#### [What is being asked]
In the entries below, find the string "själva" and return each line holding it.

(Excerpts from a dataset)
= = = =

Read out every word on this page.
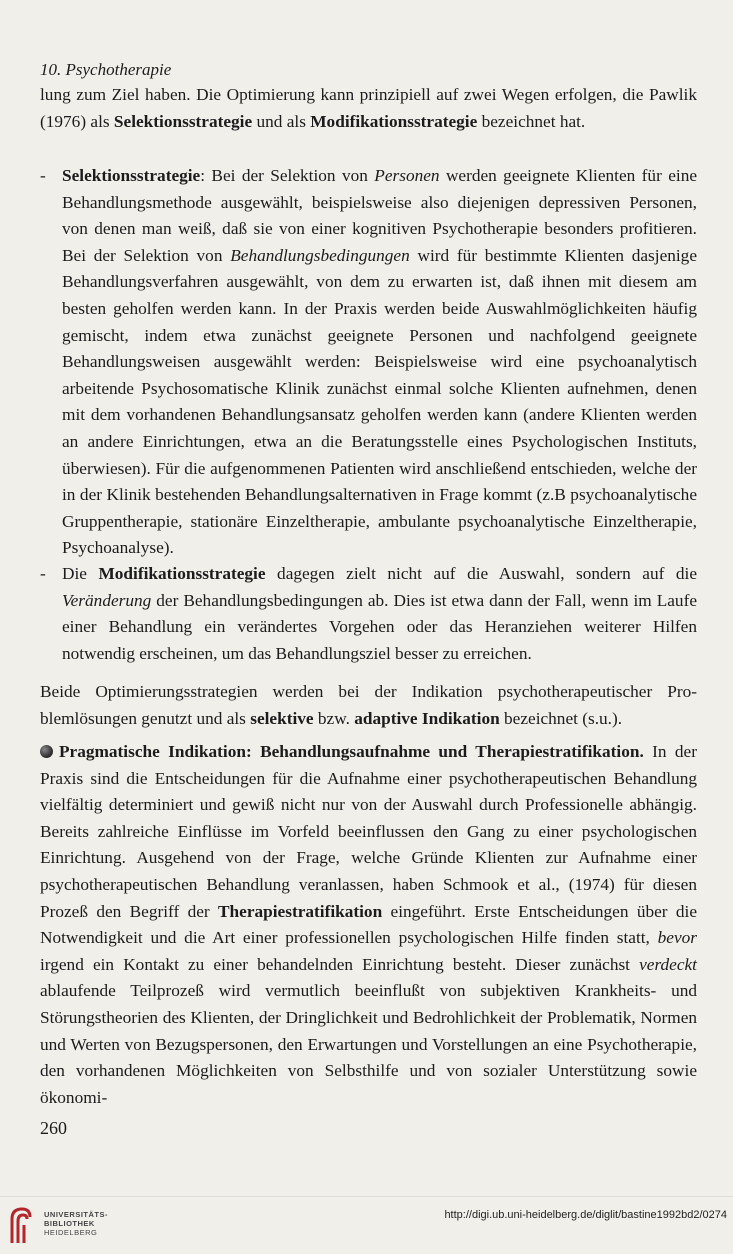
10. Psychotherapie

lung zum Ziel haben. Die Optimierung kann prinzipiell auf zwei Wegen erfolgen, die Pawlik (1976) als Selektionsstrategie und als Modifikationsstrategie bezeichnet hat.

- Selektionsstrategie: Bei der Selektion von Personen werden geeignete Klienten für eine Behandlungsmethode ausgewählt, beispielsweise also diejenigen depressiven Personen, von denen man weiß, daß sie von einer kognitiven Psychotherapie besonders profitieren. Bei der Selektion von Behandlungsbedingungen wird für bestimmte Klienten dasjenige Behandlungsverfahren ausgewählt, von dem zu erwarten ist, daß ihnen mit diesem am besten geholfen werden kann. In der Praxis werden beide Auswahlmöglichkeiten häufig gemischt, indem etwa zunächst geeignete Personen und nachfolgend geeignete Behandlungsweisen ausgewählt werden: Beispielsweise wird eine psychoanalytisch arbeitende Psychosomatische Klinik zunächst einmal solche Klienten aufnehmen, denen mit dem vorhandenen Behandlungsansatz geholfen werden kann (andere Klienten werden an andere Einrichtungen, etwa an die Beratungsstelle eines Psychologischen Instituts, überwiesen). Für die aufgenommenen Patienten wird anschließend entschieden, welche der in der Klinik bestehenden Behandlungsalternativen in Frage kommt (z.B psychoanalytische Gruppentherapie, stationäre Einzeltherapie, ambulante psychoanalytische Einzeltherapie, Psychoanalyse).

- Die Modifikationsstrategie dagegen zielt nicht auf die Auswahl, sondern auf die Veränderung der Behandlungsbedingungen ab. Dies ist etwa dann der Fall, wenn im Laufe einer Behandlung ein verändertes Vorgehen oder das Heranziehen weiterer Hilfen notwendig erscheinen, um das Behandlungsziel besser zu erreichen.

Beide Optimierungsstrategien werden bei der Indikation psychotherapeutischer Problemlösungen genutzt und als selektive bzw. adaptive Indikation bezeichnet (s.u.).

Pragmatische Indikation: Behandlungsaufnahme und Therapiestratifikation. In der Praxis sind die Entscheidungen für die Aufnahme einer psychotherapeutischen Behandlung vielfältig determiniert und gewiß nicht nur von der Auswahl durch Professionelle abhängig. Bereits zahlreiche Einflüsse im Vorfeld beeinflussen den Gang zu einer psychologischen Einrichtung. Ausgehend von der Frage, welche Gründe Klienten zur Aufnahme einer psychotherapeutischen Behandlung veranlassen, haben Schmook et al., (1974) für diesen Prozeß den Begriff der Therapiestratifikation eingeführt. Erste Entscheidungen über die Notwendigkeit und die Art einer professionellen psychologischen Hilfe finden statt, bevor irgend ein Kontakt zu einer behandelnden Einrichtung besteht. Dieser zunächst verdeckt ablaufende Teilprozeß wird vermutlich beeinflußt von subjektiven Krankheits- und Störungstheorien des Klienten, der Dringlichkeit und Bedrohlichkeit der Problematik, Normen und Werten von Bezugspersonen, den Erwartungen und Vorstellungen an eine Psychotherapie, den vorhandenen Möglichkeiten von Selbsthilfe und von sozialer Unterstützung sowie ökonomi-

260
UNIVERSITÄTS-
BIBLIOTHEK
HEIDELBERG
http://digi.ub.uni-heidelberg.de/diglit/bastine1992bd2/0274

= = = =

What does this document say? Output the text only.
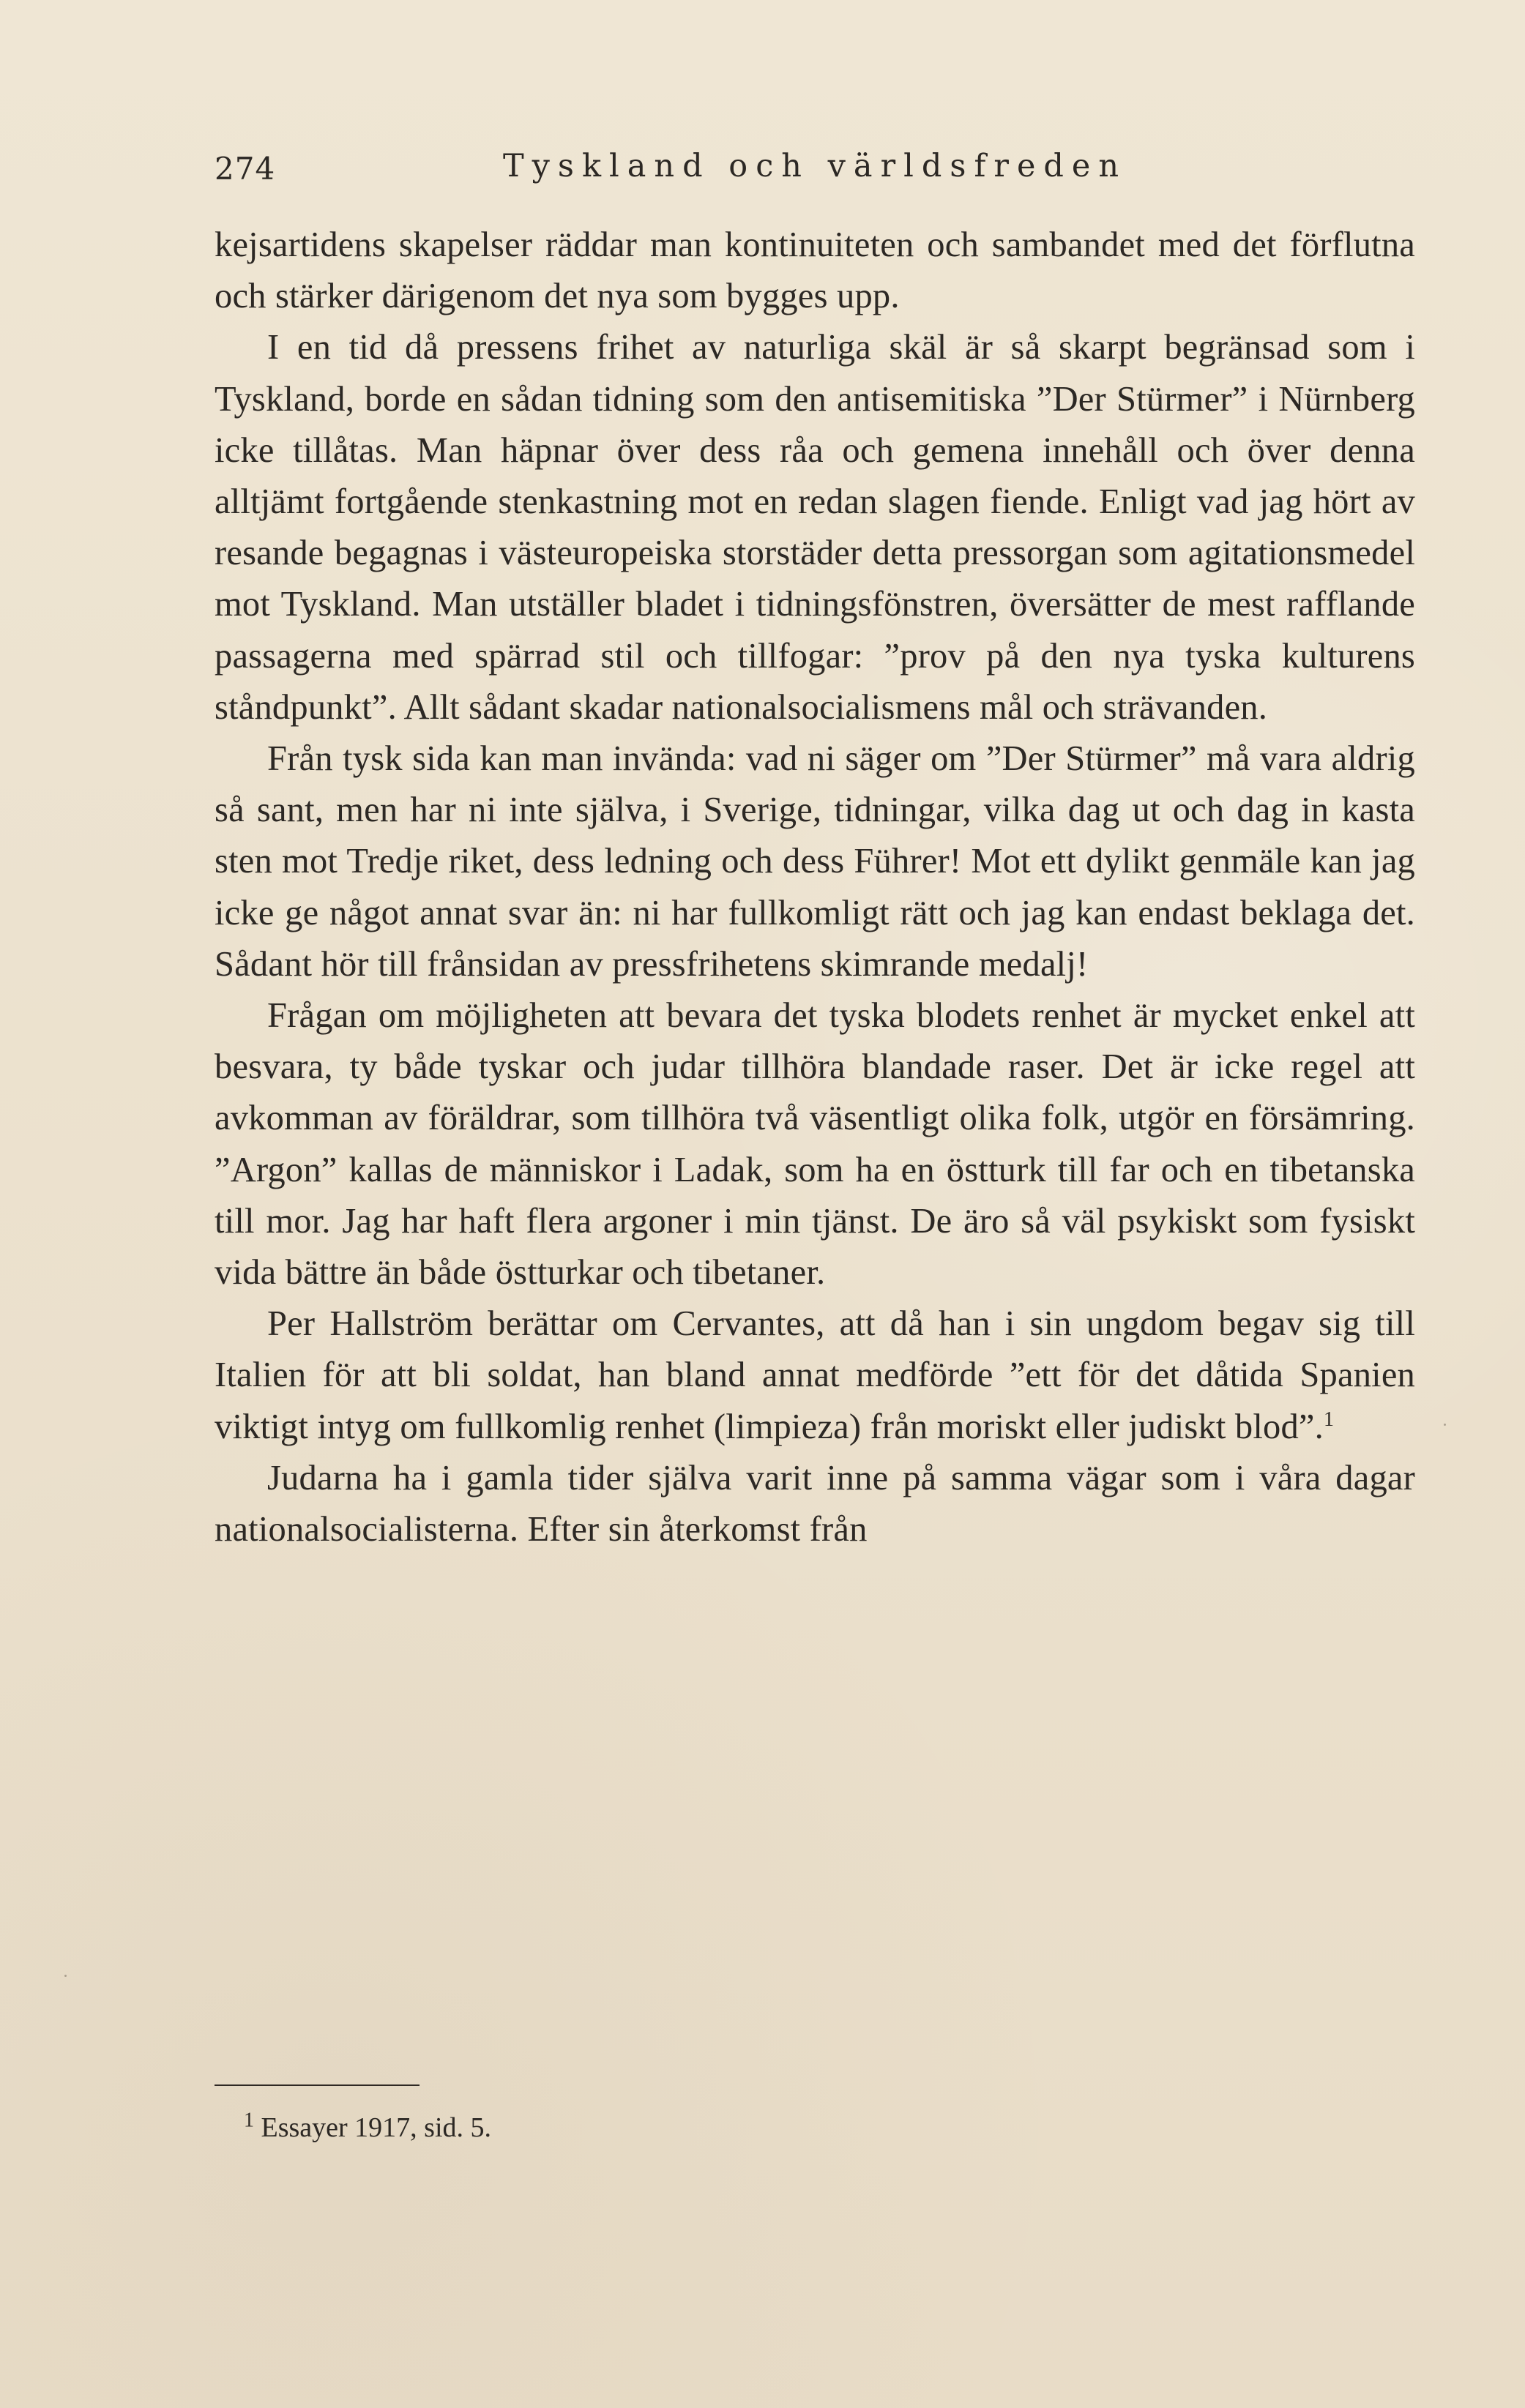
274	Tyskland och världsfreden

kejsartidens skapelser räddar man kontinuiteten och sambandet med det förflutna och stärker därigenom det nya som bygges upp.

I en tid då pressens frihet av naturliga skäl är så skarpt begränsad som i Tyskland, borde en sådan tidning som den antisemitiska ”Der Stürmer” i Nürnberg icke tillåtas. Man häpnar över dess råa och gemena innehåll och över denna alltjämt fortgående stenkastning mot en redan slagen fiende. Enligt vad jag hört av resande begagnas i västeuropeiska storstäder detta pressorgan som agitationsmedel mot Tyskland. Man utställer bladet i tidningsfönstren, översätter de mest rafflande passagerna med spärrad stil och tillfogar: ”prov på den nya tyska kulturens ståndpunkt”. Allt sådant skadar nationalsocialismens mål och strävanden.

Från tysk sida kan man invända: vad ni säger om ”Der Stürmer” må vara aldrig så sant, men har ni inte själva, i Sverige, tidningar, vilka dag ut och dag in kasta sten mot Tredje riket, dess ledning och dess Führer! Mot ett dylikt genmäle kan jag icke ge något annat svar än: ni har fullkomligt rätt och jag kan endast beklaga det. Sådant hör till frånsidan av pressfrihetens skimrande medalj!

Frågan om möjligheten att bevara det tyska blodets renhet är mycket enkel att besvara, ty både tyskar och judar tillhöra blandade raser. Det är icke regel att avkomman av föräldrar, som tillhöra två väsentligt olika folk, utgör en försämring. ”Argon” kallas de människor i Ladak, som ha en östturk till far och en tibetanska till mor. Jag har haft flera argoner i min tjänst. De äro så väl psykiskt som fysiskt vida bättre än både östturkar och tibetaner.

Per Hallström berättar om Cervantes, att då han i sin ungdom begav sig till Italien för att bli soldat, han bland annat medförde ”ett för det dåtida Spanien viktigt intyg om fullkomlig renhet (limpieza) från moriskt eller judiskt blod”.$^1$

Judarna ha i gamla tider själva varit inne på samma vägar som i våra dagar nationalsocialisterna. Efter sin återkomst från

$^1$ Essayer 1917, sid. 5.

= = = =

#### [Solution to this task]
Från tysk sida kan man invända: vad ni säger om ”Der Stürmer” må vara aldrig så sant, men har ni inte själva, i Sverige, tidningar, vilka dag ut och dag in kasta sten mot Tredje riket, dess ledning och dess Führer! Mot ett dylikt genmäle kan jag icke ge något annat svar än: ni har fullkomligt rätt och jag kan endast beklaga det. Sådant hör till frånsidan av pressfrihetens skimrande medalj!
Judarna ha i gamla tider själva varit inne på samma vägar som i våra dagar nationalsocialisterna. Efter sin återkomst från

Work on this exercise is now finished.